Extracted records.
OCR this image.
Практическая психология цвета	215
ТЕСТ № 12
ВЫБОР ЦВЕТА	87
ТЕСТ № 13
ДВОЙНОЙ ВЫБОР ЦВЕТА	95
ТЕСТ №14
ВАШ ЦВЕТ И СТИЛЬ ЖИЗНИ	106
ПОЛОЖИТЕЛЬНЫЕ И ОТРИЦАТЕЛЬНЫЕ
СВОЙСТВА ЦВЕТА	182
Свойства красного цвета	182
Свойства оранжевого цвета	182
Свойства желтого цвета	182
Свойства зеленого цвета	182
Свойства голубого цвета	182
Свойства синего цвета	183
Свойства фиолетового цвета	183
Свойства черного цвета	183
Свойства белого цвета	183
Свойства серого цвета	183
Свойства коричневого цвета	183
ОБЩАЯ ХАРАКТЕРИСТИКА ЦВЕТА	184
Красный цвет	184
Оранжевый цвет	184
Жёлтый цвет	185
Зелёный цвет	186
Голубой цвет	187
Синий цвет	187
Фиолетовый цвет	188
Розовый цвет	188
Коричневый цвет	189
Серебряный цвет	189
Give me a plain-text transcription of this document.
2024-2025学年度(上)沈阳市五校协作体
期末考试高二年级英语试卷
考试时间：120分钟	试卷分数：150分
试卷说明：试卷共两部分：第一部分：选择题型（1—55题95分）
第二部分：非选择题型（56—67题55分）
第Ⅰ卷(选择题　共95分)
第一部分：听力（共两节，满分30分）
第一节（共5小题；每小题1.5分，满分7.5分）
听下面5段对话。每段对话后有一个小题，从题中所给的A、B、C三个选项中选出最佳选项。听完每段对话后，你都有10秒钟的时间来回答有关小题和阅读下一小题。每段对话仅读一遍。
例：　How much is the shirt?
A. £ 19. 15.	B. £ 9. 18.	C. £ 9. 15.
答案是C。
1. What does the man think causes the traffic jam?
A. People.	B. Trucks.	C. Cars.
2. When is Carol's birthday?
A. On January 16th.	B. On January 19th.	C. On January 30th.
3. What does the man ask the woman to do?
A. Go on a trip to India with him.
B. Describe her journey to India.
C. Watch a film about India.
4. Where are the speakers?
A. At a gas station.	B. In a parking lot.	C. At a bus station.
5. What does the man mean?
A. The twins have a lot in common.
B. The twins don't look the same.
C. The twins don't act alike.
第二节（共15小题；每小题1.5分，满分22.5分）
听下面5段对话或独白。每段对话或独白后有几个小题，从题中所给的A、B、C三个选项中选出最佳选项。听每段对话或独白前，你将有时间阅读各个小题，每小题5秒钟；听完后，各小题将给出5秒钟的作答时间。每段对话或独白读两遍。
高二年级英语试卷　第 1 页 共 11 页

Exercise description. Write down the number of lines where the word "What" appears, and nothing further.

The solution. 3